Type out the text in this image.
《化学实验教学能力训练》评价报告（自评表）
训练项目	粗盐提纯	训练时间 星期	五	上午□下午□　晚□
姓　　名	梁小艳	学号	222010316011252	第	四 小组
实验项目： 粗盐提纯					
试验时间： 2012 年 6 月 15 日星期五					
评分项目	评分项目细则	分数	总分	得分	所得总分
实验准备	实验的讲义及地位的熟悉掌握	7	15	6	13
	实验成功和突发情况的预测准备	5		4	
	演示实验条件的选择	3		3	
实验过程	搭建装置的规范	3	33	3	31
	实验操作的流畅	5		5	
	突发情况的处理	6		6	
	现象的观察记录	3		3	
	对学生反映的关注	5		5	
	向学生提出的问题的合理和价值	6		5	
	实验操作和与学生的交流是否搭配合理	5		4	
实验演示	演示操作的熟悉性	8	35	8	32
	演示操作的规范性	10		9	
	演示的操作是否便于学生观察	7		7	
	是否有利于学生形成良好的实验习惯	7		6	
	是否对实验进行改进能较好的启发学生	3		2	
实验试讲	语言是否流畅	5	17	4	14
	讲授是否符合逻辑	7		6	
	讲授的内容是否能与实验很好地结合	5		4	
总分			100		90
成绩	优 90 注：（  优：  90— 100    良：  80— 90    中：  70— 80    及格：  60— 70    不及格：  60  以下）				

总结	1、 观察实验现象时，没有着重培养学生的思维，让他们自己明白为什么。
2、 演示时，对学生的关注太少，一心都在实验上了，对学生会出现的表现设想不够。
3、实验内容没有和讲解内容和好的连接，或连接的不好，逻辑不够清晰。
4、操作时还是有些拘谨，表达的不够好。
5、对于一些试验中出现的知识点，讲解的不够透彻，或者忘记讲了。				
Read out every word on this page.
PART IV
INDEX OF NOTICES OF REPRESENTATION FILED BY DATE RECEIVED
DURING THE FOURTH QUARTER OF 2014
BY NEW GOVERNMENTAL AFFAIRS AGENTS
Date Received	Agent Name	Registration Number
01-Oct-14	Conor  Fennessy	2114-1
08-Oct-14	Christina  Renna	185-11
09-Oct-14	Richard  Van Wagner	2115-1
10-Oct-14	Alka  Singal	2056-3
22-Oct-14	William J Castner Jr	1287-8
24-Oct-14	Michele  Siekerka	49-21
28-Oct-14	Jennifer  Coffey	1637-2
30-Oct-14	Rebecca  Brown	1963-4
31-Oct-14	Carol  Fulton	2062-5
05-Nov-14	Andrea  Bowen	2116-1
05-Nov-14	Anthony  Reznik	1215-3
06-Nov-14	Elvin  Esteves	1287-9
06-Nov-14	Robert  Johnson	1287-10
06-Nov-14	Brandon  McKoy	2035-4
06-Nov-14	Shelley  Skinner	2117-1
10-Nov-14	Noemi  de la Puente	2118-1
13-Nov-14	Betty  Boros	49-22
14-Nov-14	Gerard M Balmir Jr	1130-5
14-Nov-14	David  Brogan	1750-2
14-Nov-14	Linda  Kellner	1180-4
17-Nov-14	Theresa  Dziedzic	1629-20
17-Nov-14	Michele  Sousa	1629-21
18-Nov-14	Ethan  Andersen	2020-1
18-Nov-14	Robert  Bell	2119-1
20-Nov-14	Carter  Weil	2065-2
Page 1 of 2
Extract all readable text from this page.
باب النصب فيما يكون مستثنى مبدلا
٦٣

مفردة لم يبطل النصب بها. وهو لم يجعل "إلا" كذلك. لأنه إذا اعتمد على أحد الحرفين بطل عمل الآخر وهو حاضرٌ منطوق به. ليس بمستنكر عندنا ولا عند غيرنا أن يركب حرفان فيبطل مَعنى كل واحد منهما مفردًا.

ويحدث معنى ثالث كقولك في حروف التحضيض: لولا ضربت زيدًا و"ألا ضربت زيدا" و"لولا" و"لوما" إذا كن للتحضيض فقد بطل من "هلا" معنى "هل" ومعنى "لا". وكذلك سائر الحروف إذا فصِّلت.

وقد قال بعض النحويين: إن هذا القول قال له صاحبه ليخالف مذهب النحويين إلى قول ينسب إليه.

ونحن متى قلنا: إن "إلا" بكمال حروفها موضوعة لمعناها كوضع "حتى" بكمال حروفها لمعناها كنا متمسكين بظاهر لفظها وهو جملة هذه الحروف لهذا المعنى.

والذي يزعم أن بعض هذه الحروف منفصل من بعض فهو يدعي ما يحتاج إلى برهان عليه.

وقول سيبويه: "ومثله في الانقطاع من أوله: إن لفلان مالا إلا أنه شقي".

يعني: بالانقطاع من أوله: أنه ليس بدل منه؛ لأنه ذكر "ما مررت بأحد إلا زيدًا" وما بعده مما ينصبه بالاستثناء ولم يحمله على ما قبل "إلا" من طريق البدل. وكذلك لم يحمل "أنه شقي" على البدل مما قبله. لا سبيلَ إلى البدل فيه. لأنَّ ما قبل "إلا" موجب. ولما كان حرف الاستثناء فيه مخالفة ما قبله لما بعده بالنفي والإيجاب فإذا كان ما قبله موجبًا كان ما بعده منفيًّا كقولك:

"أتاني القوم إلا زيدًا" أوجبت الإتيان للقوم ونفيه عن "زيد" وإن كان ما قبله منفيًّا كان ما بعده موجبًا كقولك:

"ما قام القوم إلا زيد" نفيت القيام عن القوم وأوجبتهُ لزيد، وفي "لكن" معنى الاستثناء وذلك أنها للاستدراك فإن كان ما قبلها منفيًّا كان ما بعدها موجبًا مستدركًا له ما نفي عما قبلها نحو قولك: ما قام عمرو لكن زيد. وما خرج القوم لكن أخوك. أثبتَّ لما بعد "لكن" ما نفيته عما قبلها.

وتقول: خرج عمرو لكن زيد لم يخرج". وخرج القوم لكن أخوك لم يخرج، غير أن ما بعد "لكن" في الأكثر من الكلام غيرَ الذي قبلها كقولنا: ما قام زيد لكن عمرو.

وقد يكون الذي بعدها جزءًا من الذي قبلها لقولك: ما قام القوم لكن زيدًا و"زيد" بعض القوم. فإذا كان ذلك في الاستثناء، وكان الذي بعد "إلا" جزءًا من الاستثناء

--*--

[Objective] Go through the listing above and locate each line that holds the word "كقولك". Copy those lines.

[Reply to the task]
ويحدث معنى ثالث كقولك في حروف التحضيض: لولا ضربت زيدًا و"ألا ضربت زيدا" و"لولا" و"لوما" إذا كن للتحضيض فقد بطل من "هلا" معنى "هل" ومعنى "لا". وكذلك سائر الحروف إذا فصِّلت.
يعني: بالانقطاع من أوله: أنه ليس بدل منه؛ لأنه ذكر "ما مررت بأحد إلا زيدًا" وما بعده مما ينصبه بالاستثناء ولم يحمله على ما قبل "إلا" من طريق البدل. وكذلك لم يحمل "أنه شقي" على البدل مما قبله. لا سبيلَ إلى البدل فيه. لأنَّ ما قبل "إلا" موجب. ولما كان حرف الاستثناء فيه مخالفة ما قبله لما بعده بالنفي والإيجاب فإذا كان ما قبله موجبًا كان ما بعده منفيًّا كقولك:
"أتاني القوم إلا زيدًا" أوجبت الإتيان للقوم ونفيه عن "زيد" وإن كان ما قبله منفيًّا كان ما بعده موجبًا كقولك:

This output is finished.